AIM OF THE TASK →
Copy the data exactly, pictures aside.
[RECORDS SUPPLIED]
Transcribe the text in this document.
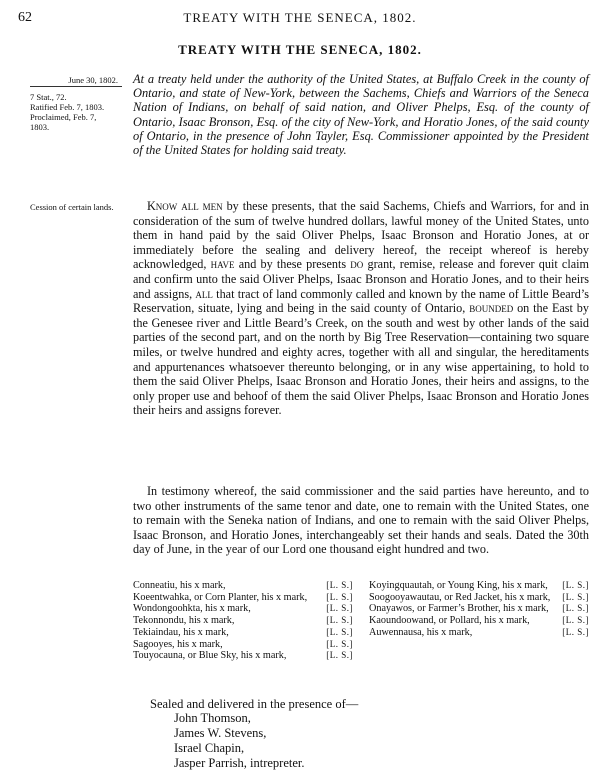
62	TREATY WITH THE SENECA, 1802.
TREATY WITH THE SENECA, 1802.
June 30, 1802.
7 Stat., 72.
Ratified Feb. 7, 1803.
Proclaimed, Feb. 7,
1803.
Cession of certain lands.
At a treaty held under the authority of the United States, at Buffalo Creek in the county of Ontario, and state of New-York, between the Sachems, Chiefs and Warriors of the Seneca Nation of Indians, on behalf of said nation, and Oliver Phelps, Esq. of the county of Ontario, Isaac Bronson, Esq. of the city of New-York, and Horatio Jones, of the said county of Ontario, in the presence of John Tayler, Esq. Commissioner appointed by the President of the United States for holding said treaty.
Know all men by these presents, that the said Sachems, Chiefs and Warriors, for and in consideration of the sum of twelve hundred dollars, lawful money of the United States, unto them in hand paid by the said Oliver Phelps, Isaac Bronson and Horatio Jones, at or immediately before the sealing and delivery hereof, the receipt whereof is hereby acknowledged, have and by these presents do grant, remise, release and forever quit claim and confirm unto the said Oliver Phelps, Isaac Bronson and Horatio Jones, and to their heirs and assigns, all that tract of land commonly called and known by the name of Little Beard’s Reservation, situate, lying and being in the said county of Ontario, bounded on the East by the Genesee river and Little Beard’s Creek, on the south and west by other lands of the said parties of the second part, and on the north by Big Tree Reservation—containing two square miles, or twelve hundred and eighty acres, together with all and singular, the hereditaments and appurtenances whatsoever thereunto belonging, or in any wise appertaining, to hold to them the said Oliver Phelps, Isaac Bronson and Horatio Jones, their heirs and assigns, to the only proper use and behoof of them the said Oliver Phelps, Isaac Bronson and Horatio Jones their heirs and assigns forever.
In testimony whereof, the said commissioner and the said parties have hereunto, and to two other instruments of the same tenor and date, one to remain with the United States, one to remain with the Seneka nation of Indians, and one to remain with the said Oliver Phelps, Isaac Bronson, and Horatio Jones, interchangeably set their hands and seals. Dated the 30th day of June, in the year of our Lord one thousand eight hundred and two.
Conneatiu, his x mark,	[L. S.]
Koeentwahka, or Corn Planter, his x mark, [L. S.]
Wondongoohkta, his x mark,	[L. S.]
Tekonnondu, his x mark,	[L. S.]
Tekiaindau, his x mark,	[L. S.]
Sagooyes, his x mark,	[L. S.]
Touyocauna, or Blue Sky, his x mark,	[L. S.]
Koyingquautah, or Young King, his x mark, [L. S.]
Soogooyawautau, or Red Jacket, his x mark, [L. S.]
Onayawos, or Farmer’s Brother, his x mark, [L. S.]
Kaoundoowand, or Pollard, his x mark,	[L. S.]
Auwennausa, his x mark,	[L. S.]
Sealed and delivered in the presence of—
John Thomson,
James W. Stevens,
Israel Chapin,
Jasper Parrish, intrepreter.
[/RECORDS SUPPLIED]
EXERCISE OUTPUT →
Transcribe the text in this document.
62	TREATY WITH THE SENECA, 1802.
TREATY WITH THE SENECA, 1802.
June 30, 1802.
7 Stat., 72.
Ratified Feb. 7, 1803.
Proclaimed, Feb. 7,
1803.
Cession of certain lands.
At a treaty held under the authority of the United States, at Buffalo Creek in the county of Ontario, and state of New-York, between the Sachems, Chiefs and Warriors of the Seneca Nation of Indians, on behalf of said nation, and Oliver Phelps, Esq. of the county of Ontario, Isaac Bronson, Esq. of the city of New-York, and Horatio Jones, of the said county of Ontario, in the presence of John Tayler, Esq. Commissioner appointed by the President of the United States for holding said treaty.
Know all men by these presents, that the said Sachems, Chiefs and Warriors, for and in consideration of the sum of twelve hundred dollars, lawful money of the United States, unto them in hand paid by the said Oliver Phelps, Isaac Bronson and Horatio Jones, at or immediately before the sealing and delivery hereof, the receipt whereof is hereby acknowledged, have and by these presents do grant, remise, release and forever quit claim and confirm unto the said Oliver Phelps, Isaac Bronson and Horatio Jones, and to their heirs and assigns, all that tract of land commonly called and known by the name of Little Beard’s Reservation, situate, lying and being in the said county of Ontario, bounded on the East by the Genesee river and Little Beard’s Creek, on the south and west by other lands of the said parties of the second part, and on the north by Big Tree Reservation—containing two square miles, or twelve hundred and eighty acres, together with all and singular, the hereditaments and appurtenances whatsoever thereunto belonging, or in any wise appertaining, to hold to them the said Oliver Phelps, Isaac Bronson and Horatio Jones, their heirs and assigns, to the only proper use and behoof of them the said Oliver Phelps, Isaac Bronson and Horatio Jones their heirs and assigns forever.
In testimony whereof, the said commissioner and the said parties have hereunto, and to two other instruments of the same tenor and date, one to remain with the United States, one to remain with the Seneka nation of Indians, and one to remain with the said Oliver Phelps, Isaac Bronson, and Horatio Jones, interchangeably set their hands and seals. Dated the 30th day of June, in the year of our Lord one thousand eight hundred and two.
Conneatiu, his x mark,	[L. S.]
Koeentwahka, or Corn Planter, his x mark, [L. S.]
Wondongoohkta, his x mark,	[L. S.]
Tekonnondu, his x mark,	[L. S.]
Tekiaindau, his x mark,	[L. S.]
Sagooyes, his x mark,	[L. S.]
Touyocauna, or Blue Sky, his x mark,	[L. S.]
Koyingquautah, or Young King, his x mark, [L. S.]
Soogooyawautau, or Red Jacket, his x mark, [L. S.]
Onayawos, or Farmer’s Brother, his x mark, [L. S.]
Kaoundoowand, or Pollard, his x mark,	[L. S.]
Auwennausa, his x mark,	[L. S.]
Sealed and delivered in the presence of—
John Thomson,
James W. Stevens,
Israel Chapin,
Jasper Parrish, intrepreter.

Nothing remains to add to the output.